┌────────
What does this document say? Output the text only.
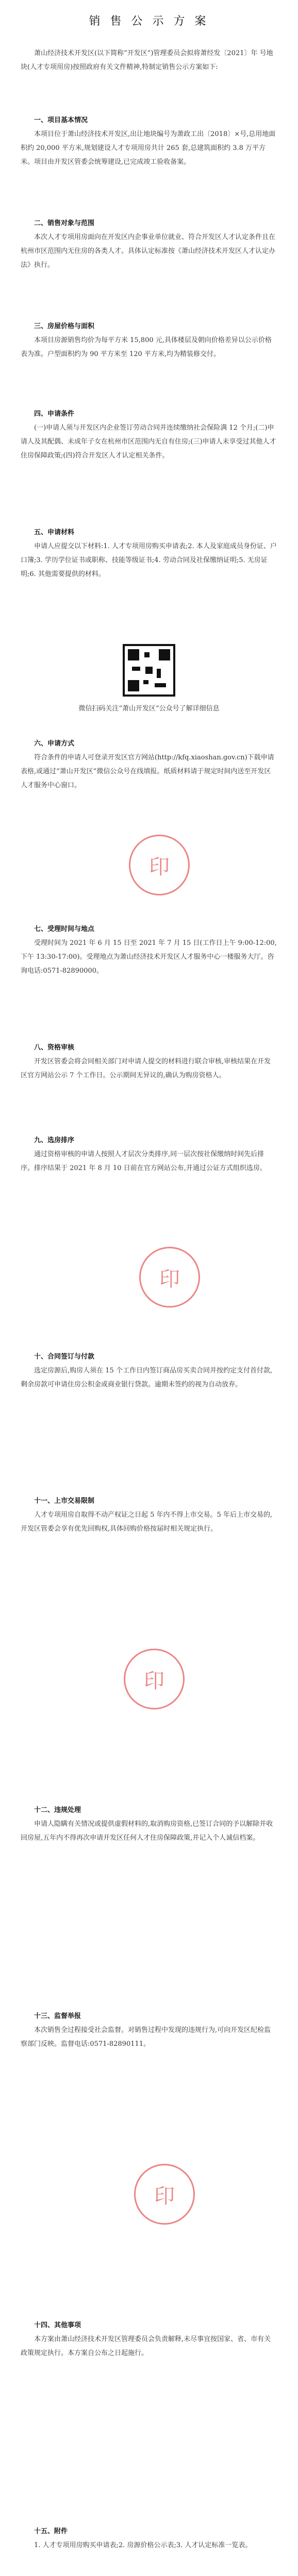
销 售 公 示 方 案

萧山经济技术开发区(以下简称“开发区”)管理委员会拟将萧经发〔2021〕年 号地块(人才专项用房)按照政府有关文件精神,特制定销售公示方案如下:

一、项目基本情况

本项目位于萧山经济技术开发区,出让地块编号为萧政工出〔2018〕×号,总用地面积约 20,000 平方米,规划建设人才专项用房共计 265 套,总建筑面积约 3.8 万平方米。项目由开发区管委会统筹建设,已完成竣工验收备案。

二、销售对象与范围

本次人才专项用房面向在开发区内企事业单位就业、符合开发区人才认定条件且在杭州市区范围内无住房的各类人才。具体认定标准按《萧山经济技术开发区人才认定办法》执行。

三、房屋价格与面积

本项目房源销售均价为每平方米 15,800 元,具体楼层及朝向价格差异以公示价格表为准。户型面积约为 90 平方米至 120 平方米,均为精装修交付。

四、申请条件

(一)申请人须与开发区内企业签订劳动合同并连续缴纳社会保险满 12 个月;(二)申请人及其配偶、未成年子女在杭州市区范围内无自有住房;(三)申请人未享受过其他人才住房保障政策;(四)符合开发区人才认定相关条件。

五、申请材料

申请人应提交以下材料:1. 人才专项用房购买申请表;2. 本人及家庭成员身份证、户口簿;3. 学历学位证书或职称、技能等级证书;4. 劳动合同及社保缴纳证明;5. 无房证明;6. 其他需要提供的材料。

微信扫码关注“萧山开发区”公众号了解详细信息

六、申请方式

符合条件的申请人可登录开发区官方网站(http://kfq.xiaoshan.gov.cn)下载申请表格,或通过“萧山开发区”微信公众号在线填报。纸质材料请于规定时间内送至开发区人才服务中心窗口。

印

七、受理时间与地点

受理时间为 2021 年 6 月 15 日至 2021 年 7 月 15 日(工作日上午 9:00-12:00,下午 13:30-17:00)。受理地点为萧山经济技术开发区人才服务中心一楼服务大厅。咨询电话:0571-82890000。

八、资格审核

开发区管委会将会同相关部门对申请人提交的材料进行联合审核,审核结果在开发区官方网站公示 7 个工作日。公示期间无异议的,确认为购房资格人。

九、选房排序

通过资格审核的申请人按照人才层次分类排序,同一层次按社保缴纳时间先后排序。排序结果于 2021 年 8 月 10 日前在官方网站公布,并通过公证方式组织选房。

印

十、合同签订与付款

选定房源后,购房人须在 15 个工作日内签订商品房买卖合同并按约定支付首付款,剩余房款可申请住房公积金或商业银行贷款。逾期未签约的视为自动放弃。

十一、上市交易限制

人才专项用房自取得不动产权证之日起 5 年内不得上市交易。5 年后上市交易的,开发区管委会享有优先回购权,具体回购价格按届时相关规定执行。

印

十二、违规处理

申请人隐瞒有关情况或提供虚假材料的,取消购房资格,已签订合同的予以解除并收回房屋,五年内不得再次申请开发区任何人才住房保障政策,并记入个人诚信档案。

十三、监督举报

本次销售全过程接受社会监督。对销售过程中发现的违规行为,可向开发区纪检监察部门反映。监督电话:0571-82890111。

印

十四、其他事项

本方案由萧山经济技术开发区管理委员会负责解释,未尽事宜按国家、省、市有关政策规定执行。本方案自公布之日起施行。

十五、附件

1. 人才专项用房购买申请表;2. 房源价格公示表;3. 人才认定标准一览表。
└────────
Go through the lines above. Select every one that has the string "人才专项用房购买申请表".

[THE COMPLETED TASK]
申请人应提交以下材料:1. 人才专项用房购买申请表;2. 本人及家庭成员身份证、户口簿;3. 学历学位证书或职称、技能等级证书;4. 劳动合同及社保缴纳证明;5. 无房证明;6. 其他需要提供的材料。
1. 人才专项用房购买申请表;2. 房源价格公示表;3. 人才认定标准一览表。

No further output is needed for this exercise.